**Directives:**
(a) List every posting timestamp that appears in the forum thread on web server security below.
(b) Resume the forum thread on web server security below, picking up after its final post.

··· Reading passage ···

May 11th, 2004 02:41 PM
And if you want any more details about the project, just ask about what area for me to emphasise and I'll let you know.....The above post was just an overall scope of what is happening with the project
May 11th, 2004 03:04 PM
I suggest storing the database on another server. If someone broke into your webserver your customer database is up for grabs. Seperate the data from the functionality. Create one segment for the webserver(s) and another for your database server(s).
The web server, as the name suggests, is primarily concerned with the sites web service which contains e-commerce components, and also stores client/customer details locally on the server into a database.
And you are going to enable them because you will be running an e-commerce site on it and I've never seen one that used only static html.
The operating system consists of Microsoft Windows 2003 Server Web Edition running IIS 6.0. IIS 6.0 installs in a highly secure state, serving only static HTML content until other features and file types (such as ASP and ISAPI) are enabled
How do you monitor/administer those systems? Physically sitting behind those machines?
All Servers are currently stationed in a secure facility, on there own internal network. There are no other client or servers on the internal network and the only outside link to the internet resides through the ISA Server (firewall).
Experience is something you don't get until just after you need it.
May 11th, 2004 03:16 PM
Thanks a heap for your post it will be very helpful for the documentation of the security monitoring as i was unsure of how to go about documenting it all. The way you've listed those points out will provide a good structure for the document, it was the exact response I was after......

··· Rows ···

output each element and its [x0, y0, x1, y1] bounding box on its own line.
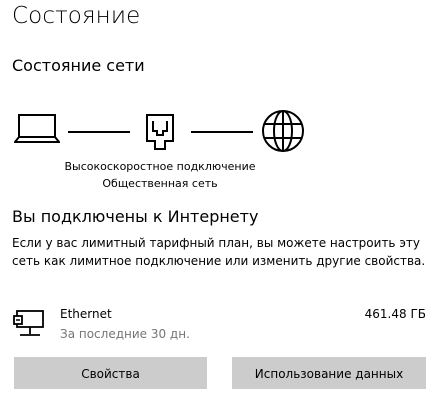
network-profile: Общественная сеть — [102, 177, 218, 190]
laptop-icon — [14, 114, 60, 143]
connection-status-heading: Вы подключены к Интернету — [12, 207, 259, 226]
properties-button[interactable]: Свойства — [14, 357, 207, 389]
page-title: Состояние — [12, 3, 141, 29]
connection-description: Если у вас лимитный тарифный план, вы мо… — [12, 236, 426, 268]
adapter-data-usage: 461.48 ГБ — [364, 307, 426, 321]
network-status-heading: Состояние сети — [12, 56, 145, 75]
connection-line-right — [191, 131, 253, 133]
ethernet-port-icon — [146, 114, 174, 150]
network-name: Высокоскоростное подключение — [64, 160, 256, 173]
data-usage-button[interactable]: Использование данных — [232, 357, 426, 389]
connection-line-left — [68, 131, 130, 133]
adapter-usage-period: За последние 30 дн. — [60, 327, 190, 341]
globe-icon — [262, 110, 304, 152]
network-diagram — [0, 100, 446, 160]
adapter-name: Ethernet — [60, 307, 112, 321]
ethernet-adapter-icon — [13, 310, 44, 336]
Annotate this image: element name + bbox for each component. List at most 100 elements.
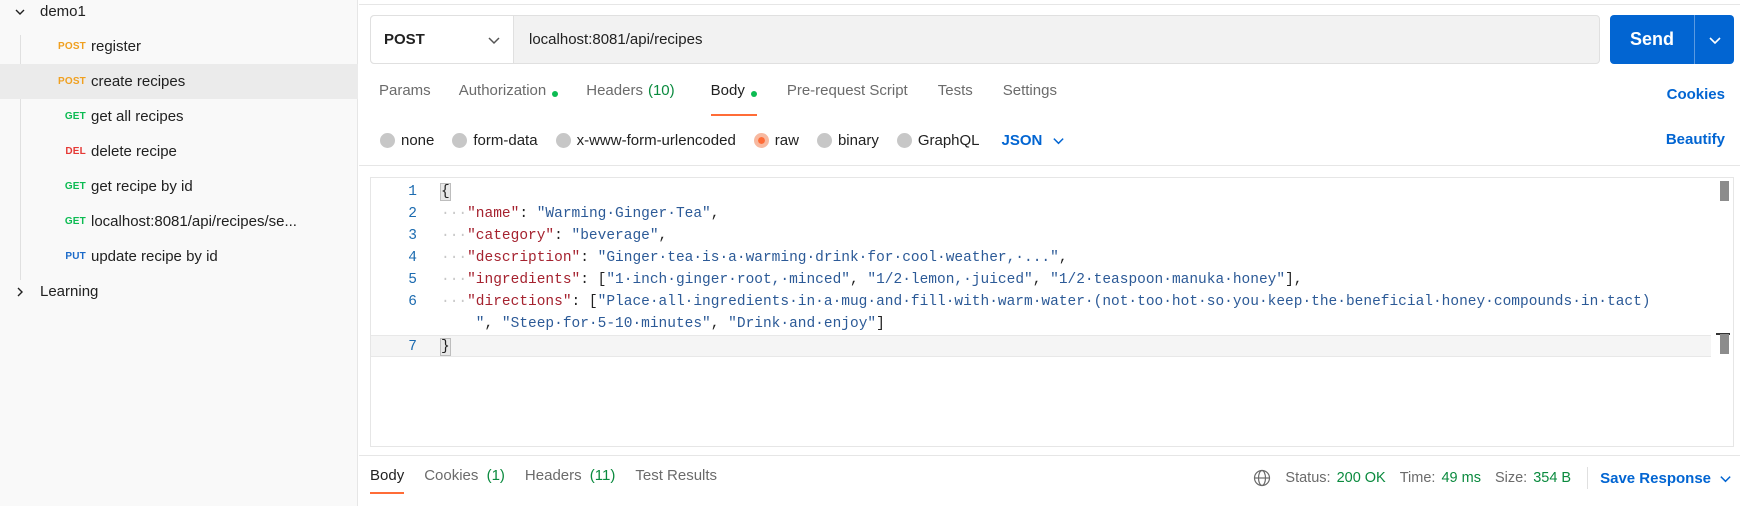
sidebar-item-get-all-recipes[interactable]: GET get all recipes	[0, 99, 358, 134]
code-line[interactable]: 1{	[371, 181, 1711, 203]
radio-none[interactable]: none	[380, 132, 434, 149]
line-number: 6	[408, 294, 417, 310]
radio-binary[interactable]: binary	[816, 131, 879, 149]
radio-raw[interactable]: raw	[753, 131, 799, 149]
code-text: ", "Steep·for·5-10·minutes", "Drink·and·…	[441, 313, 885, 335]
chevron-down-icon[interactable]	[12, 4, 28, 20]
status-label: Status:	[1285, 470, 1331, 486]
cookies-link[interactable]: Cookies	[1667, 86, 1725, 103]
tab-count: (1)	[486, 467, 505, 484]
code-token: "Place·all·ingredients·in·a·mug·and·fill…	[597, 294, 1651, 310]
code-token: "name"	[467, 206, 520, 222]
send-options-chevron-icon[interactable]	[1695, 33, 1734, 47]
code-token: ···	[441, 272, 468, 288]
radio-graphql[interactable]: GraphQL	[896, 132, 980, 149]
tab-settings[interactable]: Settings	[1003, 82, 1057, 116]
response-tab-headers[interactable]: Headers (11)	[525, 458, 615, 494]
code-token: : [	[580, 272, 607, 288]
code-token: ]	[876, 316, 885, 332]
radio-label: binary	[837, 131, 879, 149]
method-badge: PUT	[65, 251, 86, 262]
sidebar-item-create-recipes[interactable]: POST create recipes	[0, 64, 358, 99]
radio-circle	[380, 132, 395, 148]
tab-tests[interactable]: Tests	[938, 82, 973, 116]
sidebar-item-get-recipe-by-id[interactable]: GET get recipe by id	[0, 169, 358, 204]
tab-pre-request-script[interactable]: Pre-request Script	[787, 82, 908, 116]
tab-body[interactable]: Body	[710, 82, 758, 116]
request-label: get all recipes	[91, 108, 184, 125]
code-text: ···"category": "beverage",	[441, 225, 667, 247]
sidebar-item-delete-recipe[interactable]: DEL delete recipe	[0, 134, 358, 169]
divider	[359, 4, 1740, 5]
tab-label: Body	[710, 82, 745, 99]
tab-count: (10)	[647, 82, 675, 99]
tab-headers[interactable]: Headers (10)	[586, 82, 674, 116]
divider	[359, 455, 1740, 456]
code-token: ···	[441, 228, 468, 244]
radio-label: x-www-form-urlencoded	[576, 131, 736, 149]
tab-label: Tests	[937, 82, 973, 99]
code-token: :	[519, 206, 537, 222]
request-label: create recipes	[91, 73, 186, 90]
url-input[interactable]: localhost:8081/api/recipes	[514, 16, 1599, 63]
code-line[interactable]: 6 ···"directions": ["Place·all·ingredient…	[371, 291, 1711, 313]
code-text: {	[440, 181, 451, 203]
tab-params[interactable]: Params	[379, 82, 431, 116]
method-badge: GET	[64, 181, 86, 192]
format-dropdown[interactable]: JSON	[1002, 132, 1066, 149]
folder-learning[interactable]: Learning	[0, 274, 358, 309]
tab-authorization[interactable]: Authorization	[459, 82, 559, 116]
code-token: "category"	[467, 228, 555, 244]
line-number: 1	[408, 184, 417, 200]
radio-x-www-form-urlencoded[interactable]: x-www-form-urlencoded	[555, 131, 736, 149]
method-dropdown[interactable]: POST	[371, 16, 514, 63]
request-label: update recipe by id	[91, 248, 218, 265]
code-token: ,	[849, 272, 868, 288]
code-token: "description"	[467, 250, 581, 266]
status-dot	[750, 91, 757, 97]
code-line[interactable]: 7}	[371, 335, 1711, 357]
save-response-button[interactable]: Save Response	[1600, 470, 1740, 487]
code-token: ,	[710, 316, 729, 332]
response-tabs: Body Cookies (1) Headers (11) Test Resul…	[370, 458, 717, 494]
globe-icon[interactable]	[1253, 469, 1271, 487]
line-number: 7	[408, 339, 417, 355]
code-line[interactable]: 4 ···"description": "Ginger·tea·is·a·warm…	[371, 247, 1711, 269]
time-value[interactable]: 49 ms	[1441, 470, 1481, 486]
chevron-right-icon[interactable]	[12, 284, 28, 300]
code-line[interactable]: 2 ···"name": "Warming·Ginger·Tea",	[371, 203, 1711, 225]
code-text: ···"name": "Warming·Ginger·Tea",	[441, 203, 719, 225]
scrollbar-thumb[interactable]	[1720, 181, 1729, 201]
tab-count: (11)	[589, 467, 616, 484]
sidebar-item-register[interactable]: POST register	[0, 29, 358, 64]
radio-circle	[452, 132, 468, 148]
code-line[interactable]: ", "Steep·for·5-10·minutes", "Drink·and·…	[371, 313, 1711, 335]
beautify-link[interactable]: Beautify	[1666, 131, 1725, 148]
code-token: :	[554, 228, 572, 244]
method-badge: POST	[57, 76, 86, 87]
sidebar: demo1 POST register POST create recipes …	[0, 0, 358, 506]
request-panel: POST localhost:8081/api/recipes Send Par…	[359, 0, 1740, 506]
body-code-editor[interactable]: 1{2 ···"name": "Warming·Ginger·Tea", 3 ···"…	[370, 177, 1734, 447]
tab-label: Test Results	[635, 467, 718, 484]
sidebar-item-search-recipes[interactable]: GET localhost:8081/api/recipes/se...	[0, 204, 358, 239]
response-tab-test-results[interactable]: Test Results	[635, 458, 717, 494]
response-meta: Status: 200 OK Time: 49 ms Size: 354 B S…	[1253, 467, 1740, 489]
radio-form-data[interactable]: form-data	[452, 132, 538, 149]
folder-demo1[interactable]: demo1	[0, 0, 358, 29]
send-button[interactable]: Send	[1610, 15, 1734, 64]
response-tab-body[interactable]: Body	[370, 458, 405, 494]
scrollbar-thumb[interactable]	[1720, 334, 1729, 354]
size-value[interactable]: 354 B	[1533, 470, 1571, 486]
code-line[interactable]: 3 ···"category": "beverage",	[371, 225, 1711, 247]
radio-label: raw	[774, 131, 799, 149]
sidebar-item-update-recipe-by-id[interactable]: PUT update recipe by id	[0, 239, 358, 274]
code-line[interactable]: 5 ···"ingredients": ["1·inch·ginger·root,…	[371, 269, 1711, 291]
tab-label: Pre-request Script	[786, 82, 908, 99]
status-value[interactable]: 200 OK	[1337, 470, 1386, 486]
code-token: {	[440, 183, 451, 201]
tab-label: Authorization	[458, 82, 547, 99]
response-tab-cookies[interactable]: Cookies (1)	[424, 458, 505, 494]
code-token: ···	[441, 206, 468, 222]
folder-label: Learning	[40, 283, 99, 300]
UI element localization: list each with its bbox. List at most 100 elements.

···

**Results:**
(a)
May 11th, 2004 02:41 PM
May 11th, 2004 03:04 PM
May 11th, 2004 03:16 PM

(b)
P.S there are no costs involved with the project as the teacher provides us with everything
May 11th, 2004 03:38 PM
A team member was reading through this topic and we dont get why its not good to have AD and DNS on the same box, the only reason we could think of is load concerns.
if it is possible, segregate them (DNS from AD) - but dont put DNS on IIS server.
May 11th, 2004 03:41 PM
Glad I could help.
Time and level/breadth of skill required are costs.
there are no costs involved with the project as the teacher provides us with everything
May 12th, 2004 05:32 AM
After all this has been documented, We have to perform security tests on the servers. Anyone have any suggestions on what areas of security to test and how?
May 12th, 2004 11:04 AM
Ideally, I'd say, put the web server and any dependent servers (e.g. SQL) outside of your windows domain you use for other things, and don't share any logons between those and other (more important boxes). Also keep them in a separate network segment (vlan will do if your switches are capable), and firewall access between them and your main network, as well as between them in the outside world. Ideally allow no access to your internal network from the DMZ.
This approach is known as a "DMZ".
You haven't mentioned what your DNS is for. If your DNS is trivial, holding a few domains with simple records that don't change very often, you don't need to run DNS at all, just get your ISP to run it instead. I realise it's very difficult to move DNSs around without a break in service though.
Seriously, you should not need to be running a (public) DNS unless you're doing something fancy with hostnames or hosting a huge number of domains which you change very often.
In any case, you'll want a secondary somewhere on a different network.
If the DNS is an AD DNS for resolving Windows boxes hostnames, (as per Active Directory setup), place it internally and don't allow any access (also use a domain name which does not exist on the internet, like yourcompany.internal)
Of course you will from time to time require access to your web server / sql server in the DMZ. However, it is a good idea to have any communication initiated from the inside of your firewall, that way anybody who "owns" the web server will have no way in.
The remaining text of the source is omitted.